(TASK GOAL): Collect the lines of the entries where "Investment" shows up.

(Data listing):
++++++++++
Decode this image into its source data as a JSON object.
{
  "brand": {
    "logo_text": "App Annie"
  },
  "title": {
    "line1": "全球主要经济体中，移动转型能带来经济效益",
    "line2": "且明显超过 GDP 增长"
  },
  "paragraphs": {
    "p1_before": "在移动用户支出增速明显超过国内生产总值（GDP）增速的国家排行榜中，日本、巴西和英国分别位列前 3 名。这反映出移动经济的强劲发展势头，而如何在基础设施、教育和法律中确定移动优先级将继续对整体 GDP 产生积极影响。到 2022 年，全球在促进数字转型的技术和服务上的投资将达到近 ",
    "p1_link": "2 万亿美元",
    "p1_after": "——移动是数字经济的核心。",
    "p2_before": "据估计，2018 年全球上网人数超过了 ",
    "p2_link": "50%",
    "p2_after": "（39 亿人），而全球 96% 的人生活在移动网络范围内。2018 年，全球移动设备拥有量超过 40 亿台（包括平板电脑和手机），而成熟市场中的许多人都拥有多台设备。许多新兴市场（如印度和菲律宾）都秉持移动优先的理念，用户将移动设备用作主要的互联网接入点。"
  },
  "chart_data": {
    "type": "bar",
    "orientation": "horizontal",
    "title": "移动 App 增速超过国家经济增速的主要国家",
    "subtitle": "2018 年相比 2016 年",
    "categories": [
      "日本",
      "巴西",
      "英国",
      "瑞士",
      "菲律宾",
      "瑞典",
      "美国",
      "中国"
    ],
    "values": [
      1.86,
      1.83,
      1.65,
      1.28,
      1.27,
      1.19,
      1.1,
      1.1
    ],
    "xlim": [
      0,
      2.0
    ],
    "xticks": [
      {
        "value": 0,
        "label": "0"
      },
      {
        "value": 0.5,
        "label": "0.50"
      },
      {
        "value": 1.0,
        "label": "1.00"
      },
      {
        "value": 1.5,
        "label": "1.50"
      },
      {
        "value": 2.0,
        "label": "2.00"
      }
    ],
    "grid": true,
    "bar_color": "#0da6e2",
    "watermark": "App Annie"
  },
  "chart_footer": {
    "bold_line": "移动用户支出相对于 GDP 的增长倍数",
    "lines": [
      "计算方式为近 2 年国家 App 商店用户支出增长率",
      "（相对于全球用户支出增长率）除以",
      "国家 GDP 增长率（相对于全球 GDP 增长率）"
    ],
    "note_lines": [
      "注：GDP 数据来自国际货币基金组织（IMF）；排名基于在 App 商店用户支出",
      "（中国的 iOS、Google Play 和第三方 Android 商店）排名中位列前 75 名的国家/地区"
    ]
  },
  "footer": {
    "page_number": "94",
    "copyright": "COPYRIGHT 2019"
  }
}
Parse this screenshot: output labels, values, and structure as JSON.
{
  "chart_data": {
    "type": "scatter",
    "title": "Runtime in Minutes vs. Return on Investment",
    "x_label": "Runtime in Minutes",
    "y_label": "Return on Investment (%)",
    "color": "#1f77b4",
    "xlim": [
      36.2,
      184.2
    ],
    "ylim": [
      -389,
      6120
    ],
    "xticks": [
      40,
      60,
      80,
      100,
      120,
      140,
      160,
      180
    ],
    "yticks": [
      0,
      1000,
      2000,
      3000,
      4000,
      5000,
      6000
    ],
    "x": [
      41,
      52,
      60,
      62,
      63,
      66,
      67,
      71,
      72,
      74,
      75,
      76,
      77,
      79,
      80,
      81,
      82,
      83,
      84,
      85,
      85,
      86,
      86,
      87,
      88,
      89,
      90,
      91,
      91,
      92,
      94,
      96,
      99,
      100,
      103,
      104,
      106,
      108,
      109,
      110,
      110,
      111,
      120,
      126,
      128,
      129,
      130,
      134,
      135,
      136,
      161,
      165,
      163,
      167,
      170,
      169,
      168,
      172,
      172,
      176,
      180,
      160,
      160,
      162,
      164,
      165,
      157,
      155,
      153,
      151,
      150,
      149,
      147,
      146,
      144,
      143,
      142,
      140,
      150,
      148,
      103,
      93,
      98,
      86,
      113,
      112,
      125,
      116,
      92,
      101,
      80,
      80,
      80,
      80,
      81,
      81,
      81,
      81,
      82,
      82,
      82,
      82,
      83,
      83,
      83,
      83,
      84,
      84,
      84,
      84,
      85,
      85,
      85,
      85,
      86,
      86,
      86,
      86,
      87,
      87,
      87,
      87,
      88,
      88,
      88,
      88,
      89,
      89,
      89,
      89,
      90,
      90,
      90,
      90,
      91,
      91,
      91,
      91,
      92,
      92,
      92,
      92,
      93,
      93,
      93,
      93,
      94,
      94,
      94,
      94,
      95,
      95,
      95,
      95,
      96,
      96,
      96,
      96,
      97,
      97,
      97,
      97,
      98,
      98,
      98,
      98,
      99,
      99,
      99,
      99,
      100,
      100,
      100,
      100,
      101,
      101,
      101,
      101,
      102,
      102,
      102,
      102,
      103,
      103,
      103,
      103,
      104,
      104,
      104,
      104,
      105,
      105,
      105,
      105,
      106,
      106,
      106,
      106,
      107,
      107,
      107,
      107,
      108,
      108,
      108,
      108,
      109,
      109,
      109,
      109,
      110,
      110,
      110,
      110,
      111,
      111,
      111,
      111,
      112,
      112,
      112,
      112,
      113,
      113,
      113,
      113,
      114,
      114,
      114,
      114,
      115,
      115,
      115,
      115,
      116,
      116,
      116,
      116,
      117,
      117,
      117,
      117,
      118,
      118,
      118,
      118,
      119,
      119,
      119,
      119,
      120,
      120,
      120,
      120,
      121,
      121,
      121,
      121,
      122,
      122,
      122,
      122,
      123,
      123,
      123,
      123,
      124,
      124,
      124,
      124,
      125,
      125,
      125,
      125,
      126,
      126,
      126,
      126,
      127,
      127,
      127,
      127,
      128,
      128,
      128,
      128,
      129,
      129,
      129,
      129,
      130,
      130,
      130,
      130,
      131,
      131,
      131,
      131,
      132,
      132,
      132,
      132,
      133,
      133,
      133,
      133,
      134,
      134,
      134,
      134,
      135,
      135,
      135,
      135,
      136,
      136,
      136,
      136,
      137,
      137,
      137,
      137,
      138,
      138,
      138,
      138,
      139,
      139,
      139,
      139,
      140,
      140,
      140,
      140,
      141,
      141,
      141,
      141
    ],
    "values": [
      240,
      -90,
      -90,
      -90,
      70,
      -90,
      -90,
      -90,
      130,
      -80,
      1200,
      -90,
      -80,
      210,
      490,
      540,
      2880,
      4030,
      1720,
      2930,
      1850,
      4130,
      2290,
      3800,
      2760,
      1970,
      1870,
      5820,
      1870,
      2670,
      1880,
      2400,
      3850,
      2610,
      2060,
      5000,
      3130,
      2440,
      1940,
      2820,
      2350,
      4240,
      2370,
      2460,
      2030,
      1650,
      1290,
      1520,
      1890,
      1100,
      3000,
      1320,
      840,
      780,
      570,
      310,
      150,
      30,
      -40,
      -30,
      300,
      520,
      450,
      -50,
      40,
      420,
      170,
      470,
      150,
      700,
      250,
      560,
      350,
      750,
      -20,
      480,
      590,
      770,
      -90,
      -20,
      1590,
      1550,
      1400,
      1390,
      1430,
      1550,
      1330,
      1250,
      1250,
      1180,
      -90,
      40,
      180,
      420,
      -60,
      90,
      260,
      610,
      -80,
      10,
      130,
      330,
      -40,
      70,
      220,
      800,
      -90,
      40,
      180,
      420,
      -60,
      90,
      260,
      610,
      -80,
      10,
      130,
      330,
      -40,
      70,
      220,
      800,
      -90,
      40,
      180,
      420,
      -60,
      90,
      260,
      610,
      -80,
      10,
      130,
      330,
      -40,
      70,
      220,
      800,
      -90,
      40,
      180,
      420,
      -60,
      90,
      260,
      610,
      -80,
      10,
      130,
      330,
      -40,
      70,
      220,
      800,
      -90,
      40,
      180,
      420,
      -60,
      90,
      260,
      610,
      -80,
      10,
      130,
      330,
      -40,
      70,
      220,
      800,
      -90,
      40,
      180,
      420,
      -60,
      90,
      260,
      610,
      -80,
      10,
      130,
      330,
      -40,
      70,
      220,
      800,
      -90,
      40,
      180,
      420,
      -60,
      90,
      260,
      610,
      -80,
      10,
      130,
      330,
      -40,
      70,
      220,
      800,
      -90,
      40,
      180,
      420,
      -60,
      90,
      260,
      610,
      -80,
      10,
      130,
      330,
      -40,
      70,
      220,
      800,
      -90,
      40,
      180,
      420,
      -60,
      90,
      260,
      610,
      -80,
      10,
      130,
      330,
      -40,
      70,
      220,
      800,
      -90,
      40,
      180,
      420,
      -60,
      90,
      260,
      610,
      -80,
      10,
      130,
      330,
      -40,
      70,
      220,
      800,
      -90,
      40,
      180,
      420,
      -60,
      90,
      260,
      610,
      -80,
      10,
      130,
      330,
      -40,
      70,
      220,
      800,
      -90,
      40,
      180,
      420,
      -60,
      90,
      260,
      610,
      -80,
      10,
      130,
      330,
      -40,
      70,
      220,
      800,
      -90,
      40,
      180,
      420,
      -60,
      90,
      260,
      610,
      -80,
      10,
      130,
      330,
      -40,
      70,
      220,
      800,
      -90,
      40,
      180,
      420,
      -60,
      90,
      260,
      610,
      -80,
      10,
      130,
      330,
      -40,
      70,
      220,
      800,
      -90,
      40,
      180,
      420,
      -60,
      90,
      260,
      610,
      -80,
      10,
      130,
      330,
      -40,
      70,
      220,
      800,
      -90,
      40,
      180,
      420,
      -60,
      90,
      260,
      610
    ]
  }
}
++++++++++
(CORRECT RESPONSE):
    "title": "Runtime in Minutes vs. Return on Investment",
    "y_label": "Return on Investment (%)",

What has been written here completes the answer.